EXERCISE. List all lines of the data that include the string "和事业单位".
========================================
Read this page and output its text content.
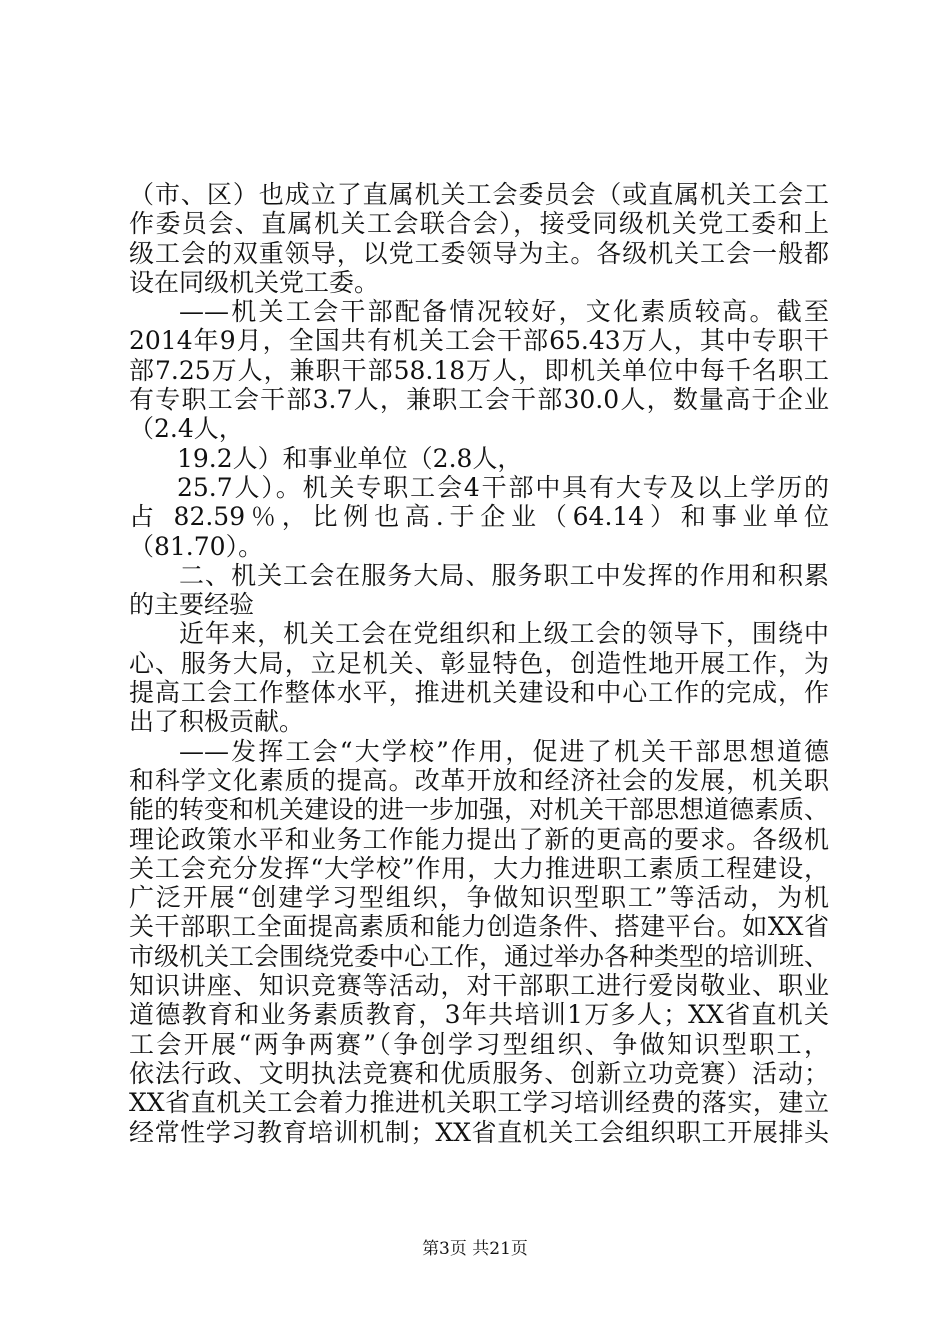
（市、区）也成立了直属机关工会委员会（或直属机关工会工
作委员会、直属机关工会联合会），接受同级机关党工委和上
级工会的双重领导，以党工委领导为主。各级机关工会一般都
设在同级机关党工委。
——机关工会干部配备情况较好，文化素质较高。截至
2014年9月，全国共有机关工会干部65.43万人，其中专职干
部7.25万人，兼职干部58.18万人，即机关单位中每千名职工
有专职工会干部3.7人，兼职工会干部30.0人，数量高于企业
（2.4人，
19.2人）和事业单位（2.8人，
25.7人）。机关专职工会4干部中具有大专及以上学历的
占 82.59％，比例也高.于企业（64.14）和事业单位
（81.70）。
二、机关工会在服务大局、服务职工中发挥的作用和积累
的主要经验
近年来，机关工会在党组织和上级工会的领导下，围绕中
心、服务大局，立足机关、彰显特色，创造性地开展工作，为
提高工会工作整体水平，推进机关建设和中心工作的完成，作
出了积极贡献。
——发挥工会“大学校”作用，促进了机关干部思想道德
和科学文化素质的提高。改革开放和经济社会的发展，机关职
能的转变和机关建设的进一步加强，对机关干部思想道德素质、
理论政策水平和业务工作能力提出了新的更高的要求。各级机
关工会充分发挥“大学校”作用，大力推进职工素质工程建设，
广泛开展“创建学习型组织，争做知识型职工”等活动，为机
关干部职工全面提高素质和能力创造条件、搭建平台。如XX省
市级机关工会围绕党委中心工作，通过举办各种类型的培训班、
知识讲座、知识竞赛等活动，对干部职工进行爱岗敬业、职业
道德教育和业务素质教育，3年共培训1万多人；XX省直机关
工会开展“两争两赛”（争创学习型组织、争做知识型职工，
依法行政、文明执法竞赛和优质服务、创新立功竞赛）活动；
XX省直机关工会着力推进机关职工学习培训经费的落实，建立
经常性学习教育培训机制；XX省直机关工会组织职工开展排头
第3页 共21页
========================================
RESULT OF THE EXERCISE.
19.2人）和事业单位（2.8人，
占 82.59％，比例也高.于企业（64.14）和事业单位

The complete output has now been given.